[Data supplied]:
───
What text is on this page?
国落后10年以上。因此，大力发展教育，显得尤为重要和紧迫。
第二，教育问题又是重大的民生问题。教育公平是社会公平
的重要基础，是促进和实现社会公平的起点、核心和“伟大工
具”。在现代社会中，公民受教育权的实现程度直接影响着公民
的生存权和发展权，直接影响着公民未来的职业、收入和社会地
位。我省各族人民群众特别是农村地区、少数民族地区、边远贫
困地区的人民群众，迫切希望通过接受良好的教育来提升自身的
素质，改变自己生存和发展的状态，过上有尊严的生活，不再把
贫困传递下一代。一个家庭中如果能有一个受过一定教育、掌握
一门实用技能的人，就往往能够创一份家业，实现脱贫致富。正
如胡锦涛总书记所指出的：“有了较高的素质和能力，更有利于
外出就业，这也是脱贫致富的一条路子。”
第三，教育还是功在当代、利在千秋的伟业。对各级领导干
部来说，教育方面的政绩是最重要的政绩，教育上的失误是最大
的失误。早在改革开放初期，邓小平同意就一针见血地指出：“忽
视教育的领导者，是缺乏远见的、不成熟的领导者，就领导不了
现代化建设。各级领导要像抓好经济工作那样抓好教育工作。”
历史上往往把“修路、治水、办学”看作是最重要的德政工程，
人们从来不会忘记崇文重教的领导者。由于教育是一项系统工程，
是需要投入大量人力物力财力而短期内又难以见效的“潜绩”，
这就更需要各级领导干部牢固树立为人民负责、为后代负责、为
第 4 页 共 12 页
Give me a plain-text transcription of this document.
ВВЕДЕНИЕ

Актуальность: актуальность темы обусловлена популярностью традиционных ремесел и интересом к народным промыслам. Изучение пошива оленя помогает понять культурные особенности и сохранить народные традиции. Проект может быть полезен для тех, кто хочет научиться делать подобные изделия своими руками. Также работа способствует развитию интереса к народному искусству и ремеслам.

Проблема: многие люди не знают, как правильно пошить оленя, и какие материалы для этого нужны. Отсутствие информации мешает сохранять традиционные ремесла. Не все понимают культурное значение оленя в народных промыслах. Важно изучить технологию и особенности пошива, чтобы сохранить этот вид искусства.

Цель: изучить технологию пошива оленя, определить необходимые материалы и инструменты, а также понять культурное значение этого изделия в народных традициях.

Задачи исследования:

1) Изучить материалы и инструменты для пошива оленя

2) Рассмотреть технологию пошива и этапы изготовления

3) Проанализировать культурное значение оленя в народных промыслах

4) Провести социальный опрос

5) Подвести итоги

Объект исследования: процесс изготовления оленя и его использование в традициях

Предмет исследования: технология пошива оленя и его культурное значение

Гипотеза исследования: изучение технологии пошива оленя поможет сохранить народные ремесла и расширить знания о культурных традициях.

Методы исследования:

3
───
[Set task]: Report all lines of the material that contain the word "инструменты".

[Exercise solution]:
Цель: изучить технологию пошива оленя, определить необходимые материалы и инструменты, а также понять культурное значение этого изделия в народных традициях.
1) Изучить материалы и инструменты для пошива оленя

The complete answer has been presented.